▶ _What you will do_
Say how many lines of the listing below contain "name", giving the number and nothing else.

>> START

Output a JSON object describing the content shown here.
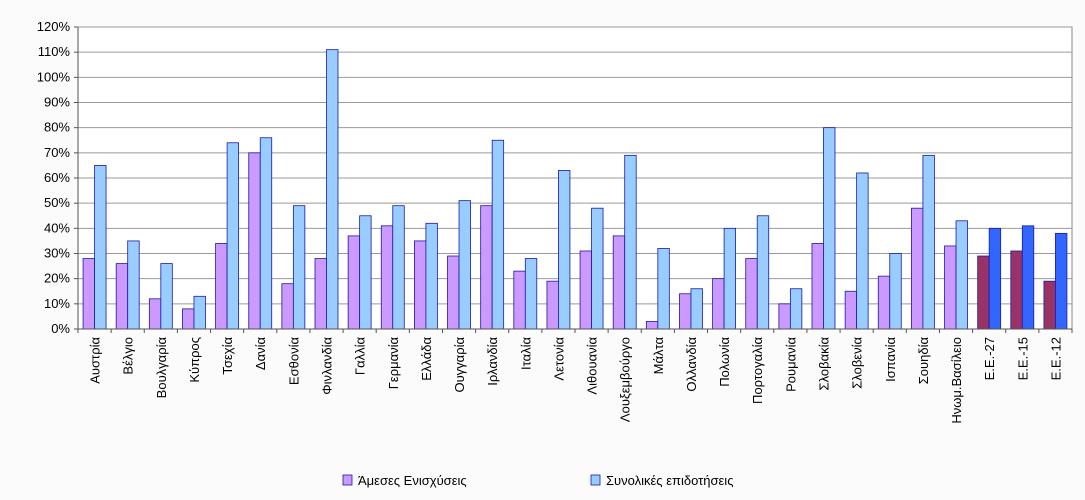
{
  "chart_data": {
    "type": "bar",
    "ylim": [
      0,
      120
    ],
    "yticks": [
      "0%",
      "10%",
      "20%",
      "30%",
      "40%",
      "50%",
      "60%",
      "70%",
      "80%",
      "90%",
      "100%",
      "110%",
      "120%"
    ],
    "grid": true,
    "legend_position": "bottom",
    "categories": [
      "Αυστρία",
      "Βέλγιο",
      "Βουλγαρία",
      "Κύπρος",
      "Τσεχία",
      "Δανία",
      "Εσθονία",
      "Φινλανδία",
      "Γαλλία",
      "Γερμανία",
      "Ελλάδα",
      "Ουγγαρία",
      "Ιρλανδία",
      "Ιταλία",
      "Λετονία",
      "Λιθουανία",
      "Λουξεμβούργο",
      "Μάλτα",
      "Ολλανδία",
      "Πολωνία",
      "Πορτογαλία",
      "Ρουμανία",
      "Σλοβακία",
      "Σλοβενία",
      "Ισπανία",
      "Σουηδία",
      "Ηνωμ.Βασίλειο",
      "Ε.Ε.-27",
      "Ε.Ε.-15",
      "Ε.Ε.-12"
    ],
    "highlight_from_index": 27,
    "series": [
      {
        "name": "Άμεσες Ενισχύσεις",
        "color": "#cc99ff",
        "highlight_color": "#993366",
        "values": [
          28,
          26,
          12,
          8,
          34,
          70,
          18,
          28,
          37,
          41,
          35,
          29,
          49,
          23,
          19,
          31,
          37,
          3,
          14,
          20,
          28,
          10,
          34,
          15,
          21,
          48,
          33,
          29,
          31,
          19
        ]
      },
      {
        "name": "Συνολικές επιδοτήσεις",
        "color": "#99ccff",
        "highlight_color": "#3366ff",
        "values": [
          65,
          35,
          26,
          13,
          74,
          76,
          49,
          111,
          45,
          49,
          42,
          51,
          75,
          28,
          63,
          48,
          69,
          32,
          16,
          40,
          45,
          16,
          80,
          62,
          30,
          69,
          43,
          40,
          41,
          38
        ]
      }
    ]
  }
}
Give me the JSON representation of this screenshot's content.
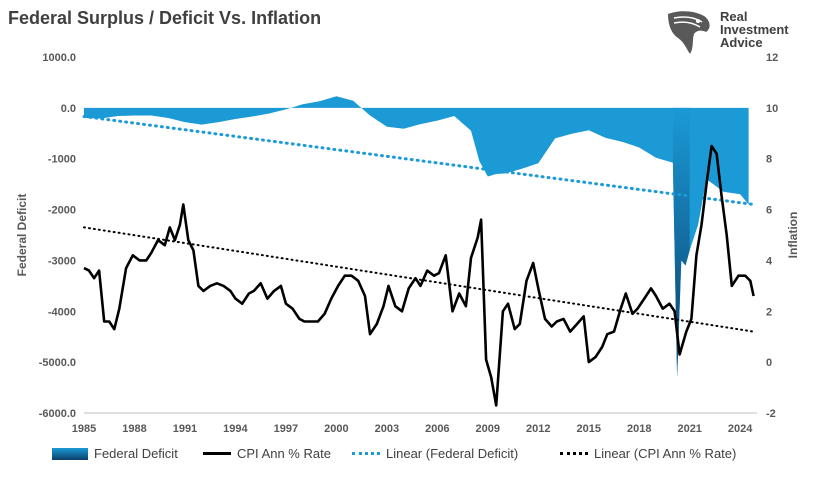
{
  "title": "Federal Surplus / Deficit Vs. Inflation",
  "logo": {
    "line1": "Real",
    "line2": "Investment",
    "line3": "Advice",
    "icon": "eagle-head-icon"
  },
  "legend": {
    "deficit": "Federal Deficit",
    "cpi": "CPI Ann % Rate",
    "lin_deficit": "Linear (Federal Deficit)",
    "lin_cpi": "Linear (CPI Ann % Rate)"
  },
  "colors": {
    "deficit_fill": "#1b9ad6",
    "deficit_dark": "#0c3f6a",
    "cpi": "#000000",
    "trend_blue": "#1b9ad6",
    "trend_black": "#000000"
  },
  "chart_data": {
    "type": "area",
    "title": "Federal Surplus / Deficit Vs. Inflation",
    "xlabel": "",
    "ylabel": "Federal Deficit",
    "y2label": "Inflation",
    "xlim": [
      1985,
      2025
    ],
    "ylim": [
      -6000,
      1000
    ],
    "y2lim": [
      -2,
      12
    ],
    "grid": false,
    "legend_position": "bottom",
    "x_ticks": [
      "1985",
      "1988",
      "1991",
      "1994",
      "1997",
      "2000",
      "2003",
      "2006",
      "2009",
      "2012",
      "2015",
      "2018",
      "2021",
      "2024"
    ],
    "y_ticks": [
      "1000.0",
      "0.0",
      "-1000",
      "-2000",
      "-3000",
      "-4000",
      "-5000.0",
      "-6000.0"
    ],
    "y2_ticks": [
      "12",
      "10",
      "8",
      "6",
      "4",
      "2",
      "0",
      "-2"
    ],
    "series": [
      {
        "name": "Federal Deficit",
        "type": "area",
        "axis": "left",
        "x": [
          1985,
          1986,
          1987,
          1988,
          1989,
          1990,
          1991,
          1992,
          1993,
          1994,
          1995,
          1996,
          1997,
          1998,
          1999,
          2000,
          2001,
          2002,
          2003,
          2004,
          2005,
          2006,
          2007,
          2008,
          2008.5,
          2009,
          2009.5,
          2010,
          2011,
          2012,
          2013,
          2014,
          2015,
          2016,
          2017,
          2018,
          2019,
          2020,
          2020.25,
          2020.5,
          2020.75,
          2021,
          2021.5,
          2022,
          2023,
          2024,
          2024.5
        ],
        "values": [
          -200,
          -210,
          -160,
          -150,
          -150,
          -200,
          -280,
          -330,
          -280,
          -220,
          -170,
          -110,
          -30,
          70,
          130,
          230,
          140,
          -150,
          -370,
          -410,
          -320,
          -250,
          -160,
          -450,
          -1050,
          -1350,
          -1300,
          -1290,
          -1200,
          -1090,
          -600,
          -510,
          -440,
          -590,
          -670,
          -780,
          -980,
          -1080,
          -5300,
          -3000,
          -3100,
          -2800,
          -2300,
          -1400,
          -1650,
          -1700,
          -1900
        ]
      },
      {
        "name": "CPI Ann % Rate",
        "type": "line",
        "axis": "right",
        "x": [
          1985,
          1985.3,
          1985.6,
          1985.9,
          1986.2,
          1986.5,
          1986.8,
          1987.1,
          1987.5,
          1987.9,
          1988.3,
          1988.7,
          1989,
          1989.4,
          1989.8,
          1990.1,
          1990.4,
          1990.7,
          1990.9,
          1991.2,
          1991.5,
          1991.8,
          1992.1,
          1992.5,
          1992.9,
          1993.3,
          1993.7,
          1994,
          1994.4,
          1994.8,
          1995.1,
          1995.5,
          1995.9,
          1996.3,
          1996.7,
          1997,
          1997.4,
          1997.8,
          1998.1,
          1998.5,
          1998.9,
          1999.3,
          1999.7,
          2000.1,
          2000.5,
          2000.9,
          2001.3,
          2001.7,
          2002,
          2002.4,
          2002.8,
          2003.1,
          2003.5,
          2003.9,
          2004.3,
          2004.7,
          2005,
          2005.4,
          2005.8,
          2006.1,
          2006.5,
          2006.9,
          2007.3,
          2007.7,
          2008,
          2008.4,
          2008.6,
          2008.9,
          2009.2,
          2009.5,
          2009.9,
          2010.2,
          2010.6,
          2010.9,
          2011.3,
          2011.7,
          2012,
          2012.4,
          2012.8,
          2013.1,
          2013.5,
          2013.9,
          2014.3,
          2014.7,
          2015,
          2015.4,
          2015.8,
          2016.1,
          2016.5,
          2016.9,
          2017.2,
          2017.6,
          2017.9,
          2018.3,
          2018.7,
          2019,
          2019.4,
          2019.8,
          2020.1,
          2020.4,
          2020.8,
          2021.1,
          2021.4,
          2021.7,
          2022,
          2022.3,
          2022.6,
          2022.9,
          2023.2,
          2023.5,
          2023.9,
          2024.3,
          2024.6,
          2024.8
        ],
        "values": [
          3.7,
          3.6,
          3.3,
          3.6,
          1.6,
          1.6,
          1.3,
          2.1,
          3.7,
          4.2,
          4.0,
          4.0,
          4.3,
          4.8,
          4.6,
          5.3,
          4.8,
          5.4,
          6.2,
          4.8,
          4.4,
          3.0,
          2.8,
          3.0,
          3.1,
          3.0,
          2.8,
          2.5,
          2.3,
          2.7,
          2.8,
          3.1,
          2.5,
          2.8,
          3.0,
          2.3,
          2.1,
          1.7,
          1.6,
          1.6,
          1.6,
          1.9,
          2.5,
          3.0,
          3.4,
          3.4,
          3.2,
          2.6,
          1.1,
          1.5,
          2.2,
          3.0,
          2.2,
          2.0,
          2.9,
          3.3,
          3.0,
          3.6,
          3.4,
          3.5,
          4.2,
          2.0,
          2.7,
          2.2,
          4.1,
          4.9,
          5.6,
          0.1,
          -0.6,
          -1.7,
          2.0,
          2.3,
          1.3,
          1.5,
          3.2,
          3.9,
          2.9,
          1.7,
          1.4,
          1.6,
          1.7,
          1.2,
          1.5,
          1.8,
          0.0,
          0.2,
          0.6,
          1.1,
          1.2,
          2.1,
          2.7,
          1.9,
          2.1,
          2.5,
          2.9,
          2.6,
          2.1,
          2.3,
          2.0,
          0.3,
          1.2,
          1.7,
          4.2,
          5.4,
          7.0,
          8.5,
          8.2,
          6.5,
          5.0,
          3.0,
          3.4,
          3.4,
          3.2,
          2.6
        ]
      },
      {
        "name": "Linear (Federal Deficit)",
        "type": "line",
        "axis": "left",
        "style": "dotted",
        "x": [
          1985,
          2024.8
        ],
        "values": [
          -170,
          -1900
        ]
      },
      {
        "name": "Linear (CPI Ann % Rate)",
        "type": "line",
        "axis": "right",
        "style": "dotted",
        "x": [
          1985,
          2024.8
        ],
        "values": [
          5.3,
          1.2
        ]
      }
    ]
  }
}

>> END

▶ _Task response_
6